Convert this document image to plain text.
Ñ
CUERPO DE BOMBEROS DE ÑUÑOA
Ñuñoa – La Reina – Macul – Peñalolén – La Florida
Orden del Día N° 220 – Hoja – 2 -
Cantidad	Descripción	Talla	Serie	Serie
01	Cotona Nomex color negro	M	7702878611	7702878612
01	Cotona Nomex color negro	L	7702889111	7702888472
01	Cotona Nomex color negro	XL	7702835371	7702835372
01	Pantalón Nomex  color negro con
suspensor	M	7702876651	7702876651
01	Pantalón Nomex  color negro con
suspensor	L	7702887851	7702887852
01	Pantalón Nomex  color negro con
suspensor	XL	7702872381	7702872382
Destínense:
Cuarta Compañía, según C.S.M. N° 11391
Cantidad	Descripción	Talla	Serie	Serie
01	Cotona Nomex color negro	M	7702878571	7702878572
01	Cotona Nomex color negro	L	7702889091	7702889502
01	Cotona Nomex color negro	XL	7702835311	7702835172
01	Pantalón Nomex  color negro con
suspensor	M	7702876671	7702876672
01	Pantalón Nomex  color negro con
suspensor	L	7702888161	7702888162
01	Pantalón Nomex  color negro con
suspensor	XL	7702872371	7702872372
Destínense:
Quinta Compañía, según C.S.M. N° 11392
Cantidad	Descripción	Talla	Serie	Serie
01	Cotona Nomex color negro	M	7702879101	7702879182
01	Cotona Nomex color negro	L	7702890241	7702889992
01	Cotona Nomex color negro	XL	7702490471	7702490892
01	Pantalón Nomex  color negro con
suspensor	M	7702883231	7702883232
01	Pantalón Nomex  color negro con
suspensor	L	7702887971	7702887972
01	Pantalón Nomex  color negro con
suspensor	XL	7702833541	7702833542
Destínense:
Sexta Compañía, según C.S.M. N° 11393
--
▸ **SET EXERCISE**:
Using the listing above, show each line holding the string "según".

▸ **SOLUTION TO THIS TASK**:
Cuarta Compañía, según C.S.M. N° 11391
Quinta Compañía, según C.S.M. N° 11392
Sexta Compañía, según C.S.M. N° 11393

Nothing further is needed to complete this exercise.